[BEGIN Provided data]
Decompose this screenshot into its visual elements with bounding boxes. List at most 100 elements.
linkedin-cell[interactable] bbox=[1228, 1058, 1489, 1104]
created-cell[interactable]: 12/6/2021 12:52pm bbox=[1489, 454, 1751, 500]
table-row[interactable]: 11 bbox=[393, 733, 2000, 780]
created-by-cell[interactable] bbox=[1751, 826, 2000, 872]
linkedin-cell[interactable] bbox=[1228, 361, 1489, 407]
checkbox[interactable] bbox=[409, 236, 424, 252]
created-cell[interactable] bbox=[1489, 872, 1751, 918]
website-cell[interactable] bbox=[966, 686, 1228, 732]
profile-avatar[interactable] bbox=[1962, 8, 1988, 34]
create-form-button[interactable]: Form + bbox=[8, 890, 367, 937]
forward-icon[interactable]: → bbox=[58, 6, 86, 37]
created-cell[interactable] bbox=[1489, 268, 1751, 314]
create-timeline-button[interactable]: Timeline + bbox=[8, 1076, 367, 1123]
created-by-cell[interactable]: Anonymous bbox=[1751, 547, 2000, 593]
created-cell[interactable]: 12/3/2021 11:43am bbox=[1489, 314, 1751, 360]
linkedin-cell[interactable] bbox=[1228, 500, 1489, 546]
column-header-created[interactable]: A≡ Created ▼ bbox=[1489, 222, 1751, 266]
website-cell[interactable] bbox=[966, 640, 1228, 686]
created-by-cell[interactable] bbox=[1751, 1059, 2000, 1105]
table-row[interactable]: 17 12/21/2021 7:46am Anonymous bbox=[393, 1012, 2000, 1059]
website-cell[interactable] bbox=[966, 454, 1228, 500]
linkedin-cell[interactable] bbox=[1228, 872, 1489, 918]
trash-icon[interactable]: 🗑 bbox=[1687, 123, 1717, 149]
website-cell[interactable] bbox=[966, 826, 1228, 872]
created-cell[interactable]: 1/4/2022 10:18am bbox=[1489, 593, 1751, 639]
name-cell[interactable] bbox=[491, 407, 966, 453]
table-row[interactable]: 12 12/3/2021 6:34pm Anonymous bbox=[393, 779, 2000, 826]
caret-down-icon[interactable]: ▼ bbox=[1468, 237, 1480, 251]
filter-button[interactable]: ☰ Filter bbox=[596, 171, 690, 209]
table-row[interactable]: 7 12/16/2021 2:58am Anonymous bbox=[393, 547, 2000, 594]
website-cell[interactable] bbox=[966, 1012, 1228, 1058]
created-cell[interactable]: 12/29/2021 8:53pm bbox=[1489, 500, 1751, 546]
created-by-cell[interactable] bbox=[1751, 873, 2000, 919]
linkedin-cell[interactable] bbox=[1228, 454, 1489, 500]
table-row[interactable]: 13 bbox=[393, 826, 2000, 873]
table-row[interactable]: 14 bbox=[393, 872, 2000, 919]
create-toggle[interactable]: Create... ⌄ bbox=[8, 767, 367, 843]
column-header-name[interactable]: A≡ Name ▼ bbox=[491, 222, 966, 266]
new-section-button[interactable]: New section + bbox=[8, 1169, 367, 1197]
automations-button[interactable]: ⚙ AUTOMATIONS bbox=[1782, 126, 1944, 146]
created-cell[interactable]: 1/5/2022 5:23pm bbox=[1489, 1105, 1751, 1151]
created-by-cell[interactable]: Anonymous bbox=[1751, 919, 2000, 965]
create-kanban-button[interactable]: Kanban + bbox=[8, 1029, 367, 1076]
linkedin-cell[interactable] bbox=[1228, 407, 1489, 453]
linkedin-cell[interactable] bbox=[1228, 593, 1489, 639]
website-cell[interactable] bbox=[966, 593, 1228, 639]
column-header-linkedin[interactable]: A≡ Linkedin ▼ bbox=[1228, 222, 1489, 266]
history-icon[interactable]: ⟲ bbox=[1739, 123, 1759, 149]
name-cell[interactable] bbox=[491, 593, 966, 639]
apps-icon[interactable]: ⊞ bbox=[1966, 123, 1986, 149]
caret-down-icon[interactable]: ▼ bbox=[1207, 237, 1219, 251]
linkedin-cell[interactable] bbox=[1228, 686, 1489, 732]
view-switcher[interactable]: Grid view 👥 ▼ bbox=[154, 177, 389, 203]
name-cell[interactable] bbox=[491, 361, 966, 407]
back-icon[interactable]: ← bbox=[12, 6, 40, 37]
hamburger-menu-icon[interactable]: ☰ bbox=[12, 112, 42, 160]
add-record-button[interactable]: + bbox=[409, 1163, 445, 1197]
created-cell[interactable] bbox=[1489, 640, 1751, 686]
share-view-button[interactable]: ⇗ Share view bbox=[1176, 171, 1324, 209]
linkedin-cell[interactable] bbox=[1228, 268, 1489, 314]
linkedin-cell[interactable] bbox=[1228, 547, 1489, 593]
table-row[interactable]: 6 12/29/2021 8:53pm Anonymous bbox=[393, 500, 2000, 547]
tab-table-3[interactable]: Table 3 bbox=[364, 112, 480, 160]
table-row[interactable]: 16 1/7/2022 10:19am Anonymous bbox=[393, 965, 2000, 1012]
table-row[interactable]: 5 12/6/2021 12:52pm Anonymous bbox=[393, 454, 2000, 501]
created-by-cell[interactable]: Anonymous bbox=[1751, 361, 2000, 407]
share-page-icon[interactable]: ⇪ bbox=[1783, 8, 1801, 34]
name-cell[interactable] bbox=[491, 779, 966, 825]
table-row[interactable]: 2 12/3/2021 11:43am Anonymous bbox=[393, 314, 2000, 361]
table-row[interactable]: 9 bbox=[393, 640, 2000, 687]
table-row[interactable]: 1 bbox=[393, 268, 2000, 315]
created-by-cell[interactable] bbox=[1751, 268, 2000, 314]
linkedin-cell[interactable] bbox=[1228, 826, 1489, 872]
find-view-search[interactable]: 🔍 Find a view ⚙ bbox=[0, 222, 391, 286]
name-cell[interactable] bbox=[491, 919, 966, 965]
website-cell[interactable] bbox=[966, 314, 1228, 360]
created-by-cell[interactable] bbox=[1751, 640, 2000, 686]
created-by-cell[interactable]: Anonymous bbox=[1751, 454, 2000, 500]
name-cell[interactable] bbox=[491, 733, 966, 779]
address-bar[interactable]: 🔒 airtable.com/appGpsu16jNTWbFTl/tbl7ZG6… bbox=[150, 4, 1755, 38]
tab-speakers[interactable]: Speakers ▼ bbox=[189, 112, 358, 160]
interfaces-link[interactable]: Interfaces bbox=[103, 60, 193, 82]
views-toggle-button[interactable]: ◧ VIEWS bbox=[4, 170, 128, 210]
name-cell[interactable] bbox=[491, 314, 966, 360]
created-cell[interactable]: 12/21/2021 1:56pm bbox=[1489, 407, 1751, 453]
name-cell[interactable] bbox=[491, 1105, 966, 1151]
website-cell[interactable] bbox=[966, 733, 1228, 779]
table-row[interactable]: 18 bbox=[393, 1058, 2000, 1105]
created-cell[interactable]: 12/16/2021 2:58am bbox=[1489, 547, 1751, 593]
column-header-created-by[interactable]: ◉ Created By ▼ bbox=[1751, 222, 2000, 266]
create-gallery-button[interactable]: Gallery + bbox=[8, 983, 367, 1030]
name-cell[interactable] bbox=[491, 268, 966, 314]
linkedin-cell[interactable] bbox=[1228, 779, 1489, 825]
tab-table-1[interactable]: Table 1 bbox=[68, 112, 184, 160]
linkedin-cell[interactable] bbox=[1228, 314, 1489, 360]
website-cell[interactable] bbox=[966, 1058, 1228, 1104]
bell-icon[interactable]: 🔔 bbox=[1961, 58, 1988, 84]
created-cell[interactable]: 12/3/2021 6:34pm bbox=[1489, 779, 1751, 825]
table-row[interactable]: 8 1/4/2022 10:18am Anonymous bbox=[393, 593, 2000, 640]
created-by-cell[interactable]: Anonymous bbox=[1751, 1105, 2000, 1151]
[END Provided data]
What the exercise asks: Reproduce every line of the listing above verbatim.

Reply:
Decompose this screenshot into its visual elements with bounding boxes. List at most 100 elements.
linkedin-cell[interactable] bbox=[1228, 1058, 1489, 1104]
created-cell[interactable]: 12/6/2021 12:52pm bbox=[1489, 454, 1751, 500]
table-row[interactable]: 11 bbox=[393, 733, 2000, 780]
created-by-cell[interactable] bbox=[1751, 826, 2000, 872]
linkedin-cell[interactable] bbox=[1228, 361, 1489, 407]
checkbox[interactable] bbox=[409, 236, 424, 252]
created-cell[interactable] bbox=[1489, 872, 1751, 918]
website-cell[interactable] bbox=[966, 686, 1228, 732]
profile-avatar[interactable] bbox=[1962, 8, 1988, 34]
create-form-button[interactable]: Form + bbox=[8, 890, 367, 937]
forward-icon[interactable]: → bbox=[58, 6, 86, 37]
created-cell[interactable] bbox=[1489, 268, 1751, 314]
create-timeline-button[interactable]: Timeline + bbox=[8, 1076, 367, 1123]
created-by-cell[interactable]: Anonymous bbox=[1751, 547, 2000, 593]
created-cell[interactable]: 12/3/2021 11:43am bbox=[1489, 314, 1751, 360]
linkedin-cell[interactable] bbox=[1228, 500, 1489, 546]
column-header-created[interactable]: A≡ Created ▼ bbox=[1489, 222, 1751, 266]
website-cell[interactable] bbox=[966, 640, 1228, 686]
created-by-cell[interactable] bbox=[1751, 1059, 2000, 1105]
table-row[interactable]: 17 12/21/2021 7:46am Anonymous bbox=[393, 1012, 2000, 1059]
website-cell[interactable] bbox=[966, 454, 1228, 500]
linkedin-cell[interactable] bbox=[1228, 872, 1489, 918]
trash-icon[interactable]: 🗑 bbox=[1687, 123, 1717, 149]
website-cell[interactable] bbox=[966, 826, 1228, 872]
created-cell[interactable]: 1/4/2022 10:18am bbox=[1489, 593, 1751, 639]
name-cell[interactable] bbox=[491, 407, 966, 453]
table-row[interactable]: 12 12/3/2021 6:34pm Anonymous bbox=[393, 779, 2000, 826]
caret-down-icon[interactable]: ▼ bbox=[1468, 237, 1480, 251]
filter-button[interactable]: ☰ Filter bbox=[596, 171, 690, 209]
table-row[interactable]: 7 12/16/2021 2:58am Anonymous bbox=[393, 547, 2000, 594]
website-cell[interactable] bbox=[966, 1012, 1228, 1058]
created-cell[interactable]: 12/29/2021 8:53pm bbox=[1489, 500, 1751, 546]
created-by-cell[interactable] bbox=[1751, 873, 2000, 919]
linkedin-cell[interactable] bbox=[1228, 454, 1489, 500]
table-row[interactable]: 13 bbox=[393, 826, 2000, 873]
table-row[interactable]: 14 bbox=[393, 872, 2000, 919]
create-toggle[interactable]: Create... ⌄ bbox=[8, 767, 367, 843]
column-header-name[interactable]: A≡ Name ▼ bbox=[491, 222, 966, 266]
new-section-button[interactable]: New section + bbox=[8, 1169, 367, 1197]
automations-button[interactable]: ⚙ AUTOMATIONS bbox=[1782, 126, 1944, 146]
created-cell[interactable]: 1/5/2022 5:23pm bbox=[1489, 1105, 1751, 1151]
created-by-cell[interactable]: Anonymous bbox=[1751, 919, 2000, 965]
create-kanban-button[interactable]: Kanban + bbox=[8, 1029, 367, 1076]
linkedin-cell[interactable] bbox=[1228, 407, 1489, 453]
linkedin-cell[interactable] bbox=[1228, 593, 1489, 639]
website-cell[interactable] bbox=[966, 593, 1228, 639]
column-header-linkedin[interactable]: A≡ Linkedin ▼ bbox=[1228, 222, 1489, 266]
history-icon[interactable]: ⟲ bbox=[1739, 123, 1759, 149]
name-cell[interactable] bbox=[491, 593, 966, 639]
apps-icon[interactable]: ⊞ bbox=[1966, 123, 1986, 149]
caret-down-icon[interactable]: ▼ bbox=[1207, 237, 1219, 251]
linkedin-cell[interactable] bbox=[1228, 686, 1489, 732]
view-switcher[interactable]: Grid view 👥 ▼ bbox=[154, 177, 389, 203]
name-cell[interactable] bbox=[491, 361, 966, 407]
back-icon[interactable]: ← bbox=[12, 6, 40, 37]
hamburger-menu-icon[interactable]: ☰ bbox=[12, 112, 42, 160]
add-record-button[interactable]: + bbox=[409, 1163, 445, 1197]
created-cell[interactable] bbox=[1489, 640, 1751, 686]
share-view-button[interactable]: ⇗ Share view bbox=[1176, 171, 1324, 209]
linkedin-cell[interactable] bbox=[1228, 268, 1489, 314]
linkedin-cell[interactable] bbox=[1228, 547, 1489, 593]
table-row[interactable]: 6 12/29/2021 8:53pm Anonymous bbox=[393, 500, 2000, 547]
tab-table-3[interactable]: Table 3 bbox=[364, 112, 480, 160]
table-row[interactable]: 16 1/7/2022 10:19am Anonymous bbox=[393, 965, 2000, 1012]
table-row[interactable]: 5 12/6/2021 12:52pm Anonymous bbox=[393, 454, 2000, 501]
created-by-cell[interactable]: Anonymous bbox=[1751, 361, 2000, 407]
share-page-icon[interactable]: ⇪ bbox=[1783, 8, 1801, 34]
name-cell[interactable] bbox=[491, 779, 966, 825]
table-row[interactable]: 2 12/3/2021 11:43am Anonymous bbox=[393, 314, 2000, 361]
table-row[interactable]: 9 bbox=[393, 640, 2000, 687]
table-row[interactable]: 1 bbox=[393, 268, 2000, 315]
created-by-cell[interactable] bbox=[1751, 268, 2000, 314]
linkedin-cell[interactable] bbox=[1228, 826, 1489, 872]
find-view-search[interactable]: 🔍 Find a view ⚙ bbox=[0, 222, 391, 286]
name-cell[interactable] bbox=[491, 919, 966, 965]
website-cell[interactable] bbox=[966, 314, 1228, 360]
created-by-cell[interactable] bbox=[1751, 640, 2000, 686]
created-by-cell[interactable]: Anonymous bbox=[1751, 454, 2000, 500]
name-cell[interactable] bbox=[491, 733, 966, 779]
address-bar[interactable]: 🔒 airtable.com/appGpsu16jNTWbFTl/tbl7ZG6… bbox=[150, 4, 1755, 38]
tab-speakers[interactable]: Speakers ▼ bbox=[189, 112, 358, 160]
interfaces-link[interactable]: Interfaces bbox=[103, 60, 193, 82]
views-toggle-button[interactable]: ◧ VIEWS bbox=[4, 170, 128, 210]
name-cell[interactable] bbox=[491, 314, 966, 360]
created-cell[interactable]: 12/21/2021 1:56pm bbox=[1489, 407, 1751, 453]
name-cell[interactable] bbox=[491, 1105, 966, 1151]
website-cell[interactable] bbox=[966, 733, 1228, 779]
table-row[interactable]: 18 bbox=[393, 1058, 2000, 1105]
created-cell[interactable]: 12/16/2021 2:58am bbox=[1489, 547, 1751, 593]
column-header-created-by[interactable]: ◉ Created By ▼ bbox=[1751, 222, 2000, 266]
create-gallery-button[interactable]: Gallery + bbox=[8, 983, 367, 1030]
name-cell[interactable] bbox=[491, 268, 966, 314]
linkedin-cell[interactable] bbox=[1228, 779, 1489, 825]
tab-table-1[interactable]: Table 1 bbox=[68, 112, 184, 160]
linkedin-cell[interactable] bbox=[1228, 314, 1489, 360]
website-cell[interactable] bbox=[966, 1058, 1228, 1104]
bell-icon[interactable]: 🔔 bbox=[1961, 58, 1988, 84]
created-cell[interactable]: 12/3/2021 6:34pm bbox=[1489, 779, 1751, 825]
table-row[interactable]: 8 1/4/2022 10:18am Anonymous bbox=[393, 593, 2000, 640]
created-by-cell[interactable]: Anonymous bbox=[1751, 1105, 2000, 1151]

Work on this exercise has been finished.